Archive for July, 2012
There is no question that health care costs money. But like anything we purchase we would like to get a quality product. All the States in America pay for health care and to some extent are responsible for the quality of care in each State. Control over quality is exerted through licensing and through medical and pharmacy boards. Management of the Medicaid program is very directly the responsibility of the State. How well do the States provide quality health care? The chart below shows quality and cost rankings of the States. The casual observer would conclude: the more money spent on health care the worse the quality. Does money corrupt health care or is there some other answer?
The New England Journal of Medicine reports a reduction in death rate in States where Medicaid has been expanded. This seems contrary to the previous data. The more money spent by expanding Medicaid improves quality. So does money corrupt or cure quality?
The answer to the previous question is simple: it depends on management. An effort to follow evidence based quality guidelines is usually rewarded with lower cost (see the example of asthma). It does no good to stay within budget but fail to deliver quality (money “down the drain”). The expanded Medicaid programs were showing better management and higher quality than some other State medical programs.
Sometimes, even with the best of intentions, health care money is wasted and poor quality results. Dr. Donald Berwick, previously the head of the US Department of Health and Human Services, commented on the 5 main causes of waste in health care:
- overtreatment of patients
- the failure to coordinate care
- the administrative complexity of the health care system
- burdensome rules
Connecting the dots:
If a State contracts for a highway project there are engineering based specifications on the final product. Failure to have specifications for a highway leads to a bumpy road. Failure to adequately specify evidence based health care leads to waste, high cost and low quality.
The culture of health care in some states is collaborative and quality driven, and in other states the culture is competitive and profit driven. The Midwest tends to be the former (see the chart at the top). The outcome for patients is better in a collaborative and quality driven environment. Not just anybody can lead a health care organization. The ability to build a culture of quality is essential for a government administrator or a health care CEO.
The cost of US health care is about $8000 per person per year. Other advanced countries achieve higher quality at a cost less than $5000 per person per year. Excessive health care waste (Chalice, Robert. Improving healthcare using Toyota lean production methods : 46 steps for improvement — 2nd ed. Page 21) accounts for at least 30% of the cost of US healthcare. The US must attack the problem of waste to reduce overall cost and at the same time foster a national culture of health care quality so all the States have similar high quality levels.

▶ _INFORMATION PROVIDED_:
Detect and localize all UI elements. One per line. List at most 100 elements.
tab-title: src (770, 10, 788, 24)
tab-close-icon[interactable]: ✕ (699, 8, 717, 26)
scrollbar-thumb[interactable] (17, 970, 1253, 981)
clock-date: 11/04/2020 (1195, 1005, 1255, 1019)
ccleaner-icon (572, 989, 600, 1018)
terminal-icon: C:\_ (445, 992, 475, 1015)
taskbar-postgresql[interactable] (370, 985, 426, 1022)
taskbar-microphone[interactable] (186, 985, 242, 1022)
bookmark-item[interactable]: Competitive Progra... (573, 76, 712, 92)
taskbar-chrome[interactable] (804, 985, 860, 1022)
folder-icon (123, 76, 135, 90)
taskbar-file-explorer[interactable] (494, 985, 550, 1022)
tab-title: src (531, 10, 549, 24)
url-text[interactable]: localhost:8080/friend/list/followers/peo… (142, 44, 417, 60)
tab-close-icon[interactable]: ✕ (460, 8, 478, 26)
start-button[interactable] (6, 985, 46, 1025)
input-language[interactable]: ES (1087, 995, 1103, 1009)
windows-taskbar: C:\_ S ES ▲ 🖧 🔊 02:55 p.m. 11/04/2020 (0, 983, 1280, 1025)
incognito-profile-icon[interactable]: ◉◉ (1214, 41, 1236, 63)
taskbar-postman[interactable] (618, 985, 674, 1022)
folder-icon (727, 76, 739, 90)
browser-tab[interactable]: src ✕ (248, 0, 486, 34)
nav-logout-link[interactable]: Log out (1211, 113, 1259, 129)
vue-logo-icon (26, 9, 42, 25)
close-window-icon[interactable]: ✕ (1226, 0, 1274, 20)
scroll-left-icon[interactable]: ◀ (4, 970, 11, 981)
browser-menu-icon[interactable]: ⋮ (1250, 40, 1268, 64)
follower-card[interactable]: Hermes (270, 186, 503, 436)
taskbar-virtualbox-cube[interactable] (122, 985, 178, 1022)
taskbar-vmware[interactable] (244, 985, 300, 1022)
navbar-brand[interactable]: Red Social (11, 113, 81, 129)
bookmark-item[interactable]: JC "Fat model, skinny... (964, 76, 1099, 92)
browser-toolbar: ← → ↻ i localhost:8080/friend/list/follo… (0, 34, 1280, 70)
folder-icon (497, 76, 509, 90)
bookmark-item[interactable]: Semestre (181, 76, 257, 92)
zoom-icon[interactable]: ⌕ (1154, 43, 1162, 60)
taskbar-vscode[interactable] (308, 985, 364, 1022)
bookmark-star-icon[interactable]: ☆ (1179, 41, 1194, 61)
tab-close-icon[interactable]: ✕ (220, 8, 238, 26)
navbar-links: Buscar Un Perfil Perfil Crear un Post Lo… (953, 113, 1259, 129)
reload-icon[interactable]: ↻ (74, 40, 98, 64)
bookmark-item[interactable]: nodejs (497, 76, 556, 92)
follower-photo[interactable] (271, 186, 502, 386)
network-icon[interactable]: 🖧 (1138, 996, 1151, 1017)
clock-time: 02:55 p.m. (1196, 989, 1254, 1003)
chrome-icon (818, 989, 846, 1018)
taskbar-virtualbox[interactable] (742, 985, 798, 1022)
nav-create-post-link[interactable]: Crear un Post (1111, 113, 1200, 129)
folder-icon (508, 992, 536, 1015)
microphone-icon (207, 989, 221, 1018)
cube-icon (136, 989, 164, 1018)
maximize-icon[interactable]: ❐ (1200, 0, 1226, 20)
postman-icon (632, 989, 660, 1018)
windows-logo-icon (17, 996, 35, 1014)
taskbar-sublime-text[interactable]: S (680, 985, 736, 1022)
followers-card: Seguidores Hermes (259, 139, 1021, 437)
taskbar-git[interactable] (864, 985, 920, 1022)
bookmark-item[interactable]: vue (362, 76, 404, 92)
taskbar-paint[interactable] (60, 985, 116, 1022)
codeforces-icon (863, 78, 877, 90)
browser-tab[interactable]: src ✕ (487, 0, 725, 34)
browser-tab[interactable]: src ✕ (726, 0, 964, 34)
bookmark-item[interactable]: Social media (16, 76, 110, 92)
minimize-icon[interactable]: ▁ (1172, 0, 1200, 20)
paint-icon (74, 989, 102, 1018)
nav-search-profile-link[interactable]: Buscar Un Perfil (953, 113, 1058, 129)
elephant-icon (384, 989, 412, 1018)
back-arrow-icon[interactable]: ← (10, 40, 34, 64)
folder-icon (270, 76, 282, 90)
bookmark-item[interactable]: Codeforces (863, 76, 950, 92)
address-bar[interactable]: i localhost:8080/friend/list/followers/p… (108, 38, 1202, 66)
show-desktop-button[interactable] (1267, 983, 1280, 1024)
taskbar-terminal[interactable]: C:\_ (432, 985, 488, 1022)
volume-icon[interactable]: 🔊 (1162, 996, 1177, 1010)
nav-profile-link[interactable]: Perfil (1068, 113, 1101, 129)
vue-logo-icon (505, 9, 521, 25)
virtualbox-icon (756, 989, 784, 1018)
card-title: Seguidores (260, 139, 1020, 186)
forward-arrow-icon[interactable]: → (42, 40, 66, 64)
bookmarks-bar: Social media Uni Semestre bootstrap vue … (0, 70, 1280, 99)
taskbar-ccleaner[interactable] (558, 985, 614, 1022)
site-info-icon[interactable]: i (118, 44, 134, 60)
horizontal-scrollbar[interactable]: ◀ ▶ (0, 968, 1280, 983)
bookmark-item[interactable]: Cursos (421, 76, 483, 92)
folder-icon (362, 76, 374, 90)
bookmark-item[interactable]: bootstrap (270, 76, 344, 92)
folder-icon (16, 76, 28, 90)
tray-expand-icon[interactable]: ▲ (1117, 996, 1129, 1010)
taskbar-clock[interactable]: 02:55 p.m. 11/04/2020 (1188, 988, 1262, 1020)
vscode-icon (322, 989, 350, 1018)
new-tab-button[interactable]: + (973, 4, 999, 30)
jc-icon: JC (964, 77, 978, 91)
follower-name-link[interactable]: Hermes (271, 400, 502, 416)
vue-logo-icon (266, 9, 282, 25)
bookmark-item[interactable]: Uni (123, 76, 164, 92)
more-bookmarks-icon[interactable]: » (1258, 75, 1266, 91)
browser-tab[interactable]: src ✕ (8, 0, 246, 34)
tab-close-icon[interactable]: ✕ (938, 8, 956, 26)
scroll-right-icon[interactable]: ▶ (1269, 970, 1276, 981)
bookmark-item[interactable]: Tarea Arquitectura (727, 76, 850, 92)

▶ _EXERCISE DETAILS_:
In the passage on state health care quality and cost, copy the stretch from "The New England" through "or cure quality?", swapping "Medicaid" for "Medicare". Rely only on the text for this work.

▶ _TASK RESPONSE_:
The New England Journal of Medicine reports a reduction in death rate in States where Medicare has been expanded. This seems contrary to the previous data. The more money spent by expanding Medicare improves quality. So does money corrupt or cure quality?